Data excerpts:

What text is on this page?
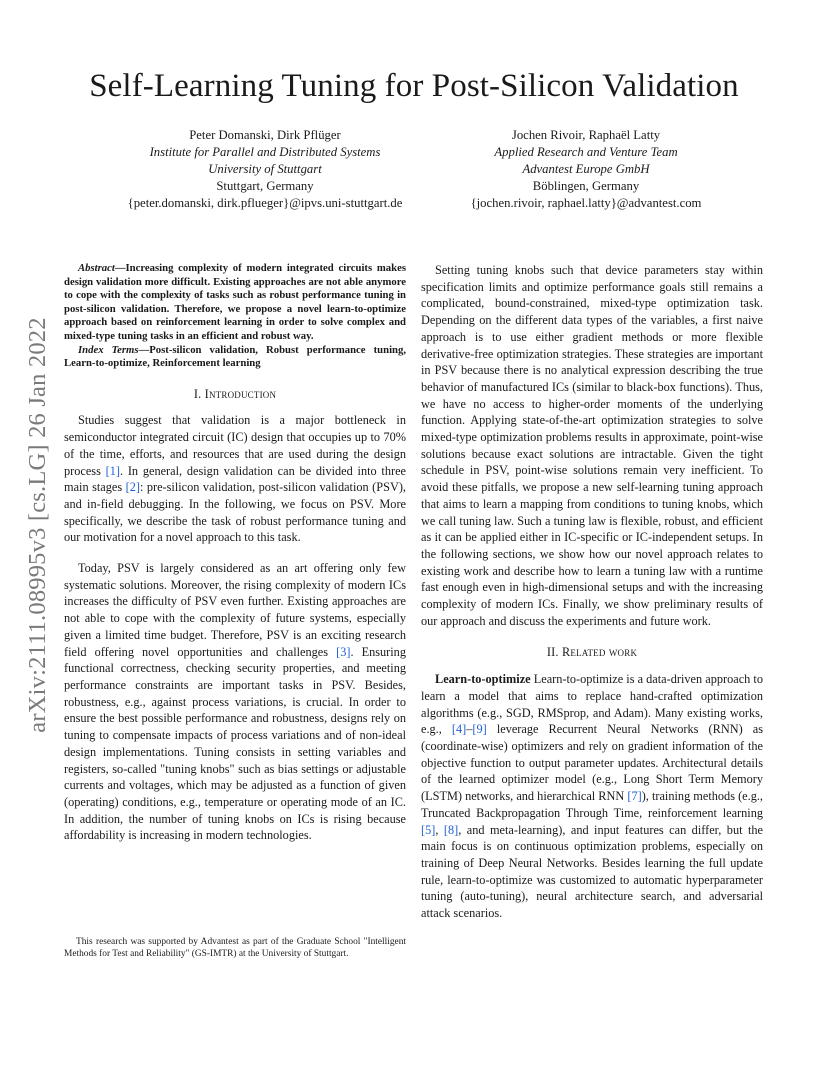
arXiv:2111.08995v3 [cs.LG] 26 Jan 2022
Self-Learning Tuning for Post-Silicon Validation
Peter Domanski, Dirk Pflüger
Institute for Parallel and Distributed Systems
University of Stuttgart
Stuttgart, Germany
{peter.domanski, dirk.pflueger}@ipvs.uni-stuttgart.de
Jochen Rivoir, Raphaël Latty
Applied Research and Venture Team
Advantest Europe GmbH
Böblingen, Germany
{jochen.rivoir, raphael.latty}@advantest.com

Abstract—Increasing complexity of modern integrated circuits makes design validation more difficult. Existing approaches are not able anymore to cope with the complexity of tasks such as robust performance tuning in post-silicon validation. Therefore, we propose a novel learn-to-optimize approach based on reinforcement learning in order to solve complex and mixed-type tuning tasks in an efficient and robust way.

Index Terms—Post-silicon validation, Robust performance tuning, Learn-to-optimize, Reinforcement learning

I. Introduction

Studies suggest that validation is a major bottleneck in semiconductor integrated circuit (IC) design that occupies up to 70% of the time, efforts, and resources that are used during the design process [1]. In general, design validation can be divided into three main stages [2]: pre-silicon validation, post-silicon validation (PSV), and in-field debugging. In the following, we focus on PSV. More specifically, we describe the task of robust performance tuning and our motivation for a novel approach to this task.

Today, PSV is largely considered as an art offering only few systematic solutions. Moreover, the rising complexity of modern ICs increases the difficulty of PSV even further. Existing approaches are not able to cope with the complexity of future systems, especially given a limited time budget. Therefore, PSV is an exciting research field offering novel opportunities and challenges [3]. Ensuring functional correctness, checking security properties, and meeting performance constraints are important tasks in PSV. Besides, robustness, e.g., against process variations, is crucial. In order to ensure the best possible performance and robustness, designs rely on tuning to compensate impacts of process variations and of non-ideal design implementations. Tuning consists in setting variables and registers, so-called "tuning knobs" such as bias settings or adjustable currents and voltages, which may be adjusted as a function of given (operating) conditions, e.g., temperature or operating mode of an IC. In addition, the number of tuning knobs on ICs is rising because affordability is increasing in modern technologies.

This research was supported by Advantest as part of the Graduate School "Intelligent Methods for Test and Reliability" (GS-IMTR) at the University of Stuttgart.

Setting tuning knobs such that device parameters stay within specification limits and optimize performance goals still remains a complicated, bound-constrained, mixed-type optimization task. Depending on the different data types of the variables, a first naive approach is to use either gradient methods or more flexible derivative-free optimization strategies. These strategies are important in PSV because there is no analytical expression describing the true behavior of manufactured ICs (similar to black-box functions). Thus, we have no access to higher-order moments of the underlying function. Applying state-of-the-art optimization strategies to solve mixed-type optimization problems results in approximate, point-wise solutions because exact solutions are intractable. Given the tight schedule in PSV, point-wise solutions remain very inefficient. To avoid these pitfalls, we propose a new self-learning tuning approach that aims to learn a mapping from conditions to tuning knobs, which we call tuning law. Such a tuning law is flexible, robust, and efficient as it can be applied either in IC-specific or IC-independent setups. In the following sections, we show how our novel approach relates to existing work and describe how to learn a tuning law with a runtime fast enough even in high-dimensional setups and with the increasing complexity of modern ICs. Finally, we show preliminary results of our approach and discuss the experiments and future work.

II. Related work

Learn-to-optimize Learn-to-optimize is a data-driven approach to learn a model that aims to replace hand-crafted optimization algorithms (e.g., SGD, RMSprop, and Adam). Many existing works, e.g., [4]–[9] leverage Recurrent Neural Networks (RNN) as (coordinate-wise) optimizers and rely on gradient information of the objective function to output parameter updates. Architectural details of the learned optimizer model (e.g., Long Short Term Memory (LSTM) networks, and hierarchical RNN [7]), training methods (e.g., Truncated Backpropagation Through Time, reinforcement learning [5], [8], and meta-learning), and input features can differ, but the main focus is on continuous optimization problems, especially on training of Deep Neural Networks. Besides learning the full update rule, learn-to-optimize was customized to automatic hyperparameter tuning (auto-tuning), neural architecture search, and adversarial attack scenarios.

• [The task]: Each entry gets copied exactly; the pictures stay out.

• [Solution to this problem]:
What text is on this page?
arXiv:2111.08995v3 [cs.LG] 26 Jan 2022
Self-Learning Tuning for Post-Silicon Validation
Peter Domanski, Dirk Pflüger
Institute for Parallel and Distributed Systems
University of Stuttgart
Stuttgart, Germany
{peter.domanski, dirk.pflueger}@ipvs.uni-stuttgart.de
Jochen Rivoir, Raphaël Latty
Applied Research and Venture Team
Advantest Europe GmbH
Böblingen, Germany
{jochen.rivoir, raphael.latty}@advantest.com

Abstract—Increasing complexity of modern integrated circuits makes design validation more difficult. Existing approaches are not able anymore to cope with the complexity of tasks such as robust performance tuning in post-silicon validation. Therefore, we propose a novel learn-to-optimize approach based on reinforcement learning in order to solve complex and mixed-type tuning tasks in an efficient and robust way.

Index Terms—Post-silicon validation, Robust performance tuning, Learn-to-optimize, Reinforcement learning

I. Introduction

Studies suggest that validation is a major bottleneck in semiconductor integrated circuit (IC) design that occupies up to 70% of the time, efforts, and resources that are used during the design process [1]. In general, design validation can be divided into three main stages [2]: pre-silicon validation, post-silicon validation (PSV), and in-field debugging. In the following, we focus on PSV. More specifically, we describe the task of robust performance tuning and our motivation for a novel approach to this task.

Today, PSV is largely considered as an art offering only few systematic solutions. Moreover, the rising complexity of modern ICs increases the difficulty of PSV even further. Existing approaches are not able to cope with the complexity of future systems, especially given a limited time budget. Therefore, PSV is an exciting research field offering novel opportunities and challenges [3]. Ensuring functional correctness, checking security properties, and meeting performance constraints are important tasks in PSV. Besides, robustness, e.g., against process variations, is crucial. In order to ensure the best possible performance and robustness, designs rely on tuning to compensate impacts of process variations and of non-ideal design implementations. Tuning consists in setting variables and registers, so-called "tuning knobs" such as bias settings or adjustable currents and voltages, which may be adjusted as a function of given (operating) conditions, e.g., temperature or operating mode of an IC. In addition, the number of tuning knobs on ICs is rising because affordability is increasing in modern technologies.

This research was supported by Advantest as part of the Graduate School "Intelligent Methods for Test and Reliability" (GS-IMTR) at the University of Stuttgart.

Setting tuning knobs such that device parameters stay within specification limits and optimize performance goals still remains a complicated, bound-constrained, mixed-type optimization task. Depending on the different data types of the variables, a first naive approach is to use either gradient methods or more flexible derivative-free optimization strategies. These strategies are important in PSV because there is no analytical expression describing the true behavior of manufactured ICs (similar to black-box functions). Thus, we have no access to higher-order moments of the underlying function. Applying state-of-the-art optimization strategies to solve mixed-type optimization problems results in approximate, point-wise solutions because exact solutions are intractable. Given the tight schedule in PSV, point-wise solutions remain very inefficient. To avoid these pitfalls, we propose a new self-learning tuning approach that aims to learn a mapping from conditions to tuning knobs, which we call tuning law. Such a tuning law is flexible, robust, and efficient as it can be applied either in IC-specific or IC-independent setups. In the following sections, we show how our novel approach relates to existing work and describe how to learn a tuning law with a runtime fast enough even in high-dimensional setups and with the increasing complexity of modern ICs. Finally, we show preliminary results of our approach and discuss the experiments and future work.

II. Related work

Learn-to-optimize Learn-to-optimize is a data-driven approach to learn a model that aims to replace hand-crafted optimization algorithms (e.g., SGD, RMSprop, and Adam). Many existing works, e.g., [4]–[9] leverage Recurrent Neural Networks (RNN) as (coordinate-wise) optimizers and rely on gradient information of the objective function to output parameter updates. Architectural details of the learned optimizer model (e.g., Long Short Term Memory (LSTM) networks, and hierarchical RNN [7]), training methods (e.g., Truncated Backpropagation Through Time, reinforcement learning [5], [8], and meta-learning), and input features can differ, but the main focus is on continuous optimization problems, especially on training of Deep Neural Networks. Besides learning the full update rule, learn-to-optimize was customized to automatic hyperparameter tuning (auto-tuning), neural architecture search, and adversarial attack scenarios.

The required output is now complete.